• **REQUIRED WORK**
Repeat the material below word for word and leave out all pictures.

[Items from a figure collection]
>> start
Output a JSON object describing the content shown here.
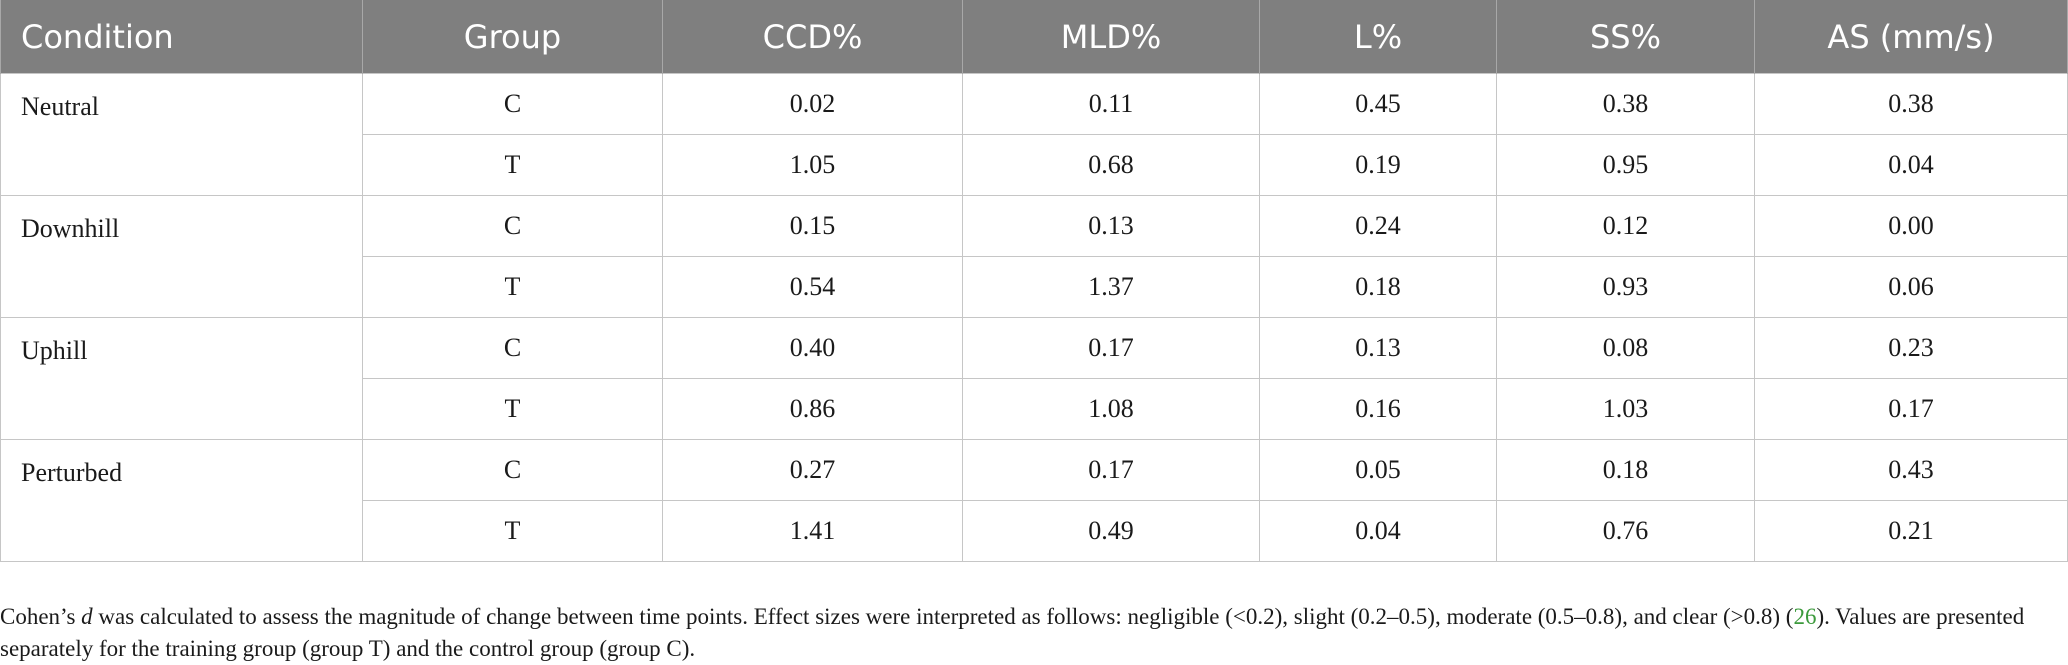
{
  "table": {
    "headers": [
      "Condition",
      "Group",
      "CCD%",
      "MLD%",
      "L%",
      "SS%",
      "AS (mm/s)"
    ],
    "conditions": [
      {
        "name": "Neutral",
        "rows": [
          {
            "group": "C",
            "values": [
              "0.02",
              "0.11",
              "0.45",
              "0.38",
              "0.38"
            ]
          },
          {
            "group": "T",
            "values": [
              "1.05",
              "0.68",
              "0.19",
              "0.95",
              "0.04"
            ]
          }
        ]
      },
      {
        "name": "Downhill",
        "rows": [
          {
            "group": "C",
            "values": [
              "0.15",
              "0.13",
              "0.24",
              "0.12",
              "0.00"
            ]
          },
          {
            "group": "T",
            "values": [
              "0.54",
              "1.37",
              "0.18",
              "0.93",
              "0.06"
            ]
          }
        ]
      },
      {
        "name": "Uphill",
        "rows": [
          {
            "group": "C",
            "values": [
              "0.40",
              "0.17",
              "0.13",
              "0.08",
              "0.23"
            ]
          },
          {
            "group": "T",
            "values": [
              "0.86",
              "1.08",
              "0.16",
              "1.03",
              "0.17"
            ]
          }
        ]
      },
      {
        "name": "Perturbed",
        "rows": [
          {
            "group": "C",
            "values": [
              "0.27",
              "0.17",
              "0.05",
              "0.18",
              "0.43"
            ]
          },
          {
            "group": "T",
            "values": [
              "1.41",
              "0.49",
              "0.04",
              "0.76",
              "0.21"
            ]
          }
        ]
      }
    ]
  },
  "footnote": {
    "before_ref": "Cohen’s d was calculated to assess the magnitude of change between time points. Effect sizes were interpreted as follows: negligible (<0.2), slight (0.2–0.5), moderate (0.5–0.8), and clear (>0.8) (",
    "ref": "26",
    "after_ref": "). Values are presented separately for the training group (group T) and the control group (group C)."
  },
  "colors": {
    "header_bg": "#7f7f7f",
    "header_text": "#ffffff",
    "grid": "#c6c6c6",
    "ref_link": "#3c9a3c"
  }
}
>> end
• **RESPONSE TO THIS EXERCISE**
Output a JSON object describing the content shown here.
{
  "table": {
    "headers": [
      "Condition",
      "Group",
      "CCD%",
      "MLD%",
      "L%",
      "SS%",
      "AS (mm/s)"
    ],
    "conditions": [
      {
        "name": "Neutral",
        "rows": [
          {
            "group": "C",
            "values": [
              "0.02",
              "0.11",
              "0.45",
              "0.38",
              "0.38"
            ]
          },
          {
            "group": "T",
            "values": [
              "1.05",
              "0.68",
              "0.19",
              "0.95",
              "0.04"
            ]
          }
        ]
      },
      {
        "name": "Downhill",
        "rows": [
          {
            "group": "C",
            "values": [
              "0.15",
              "0.13",
              "0.24",
              "0.12",
              "0.00"
            ]
          },
          {
            "group": "T",
            "values": [
              "0.54",
              "1.37",
              "0.18",
              "0.93",
              "0.06"
            ]
          }
        ]
      },
      {
        "name": "Uphill",
        "rows": [
          {
            "group": "C",
            "values": [
              "0.40",
              "0.17",
              "0.13",
              "0.08",
              "0.23"
            ]
          },
          {
            "group": "T",
            "values": [
              "0.86",
              "1.08",
              "0.16",
              "1.03",
              "0.17"
            ]
          }
        ]
      },
      {
        "name": "Perturbed",
        "rows": [
          {
            "group": "C",
            "values": [
              "0.27",
              "0.17",
              "0.05",
              "0.18",
              "0.43"
            ]
          },
          {
            "group": "T",
            "values": [
              "1.41",
              "0.49",
              "0.04",
              "0.76",
              "0.21"
            ]
          }
        ]
      }
    ]
  },
  "footnote": {
    "before_ref": "Cohen’s d was calculated to assess the magnitude of change between time points. Effect sizes were interpreted as follows: negligible (<0.2), slight (0.2–0.5), moderate (0.5–0.8), and clear (>0.8) (",
    "ref": "26",
    "after_ref": "). Values are presented separately for the training group (group T) and the control group (group C)."
  },
  "colors": {
    "header_bg": "#7f7f7f",
    "header_text": "#ffffff",
    "grid": "#c6c6c6",
    "ref_link": "#3c9a3c"
  }
}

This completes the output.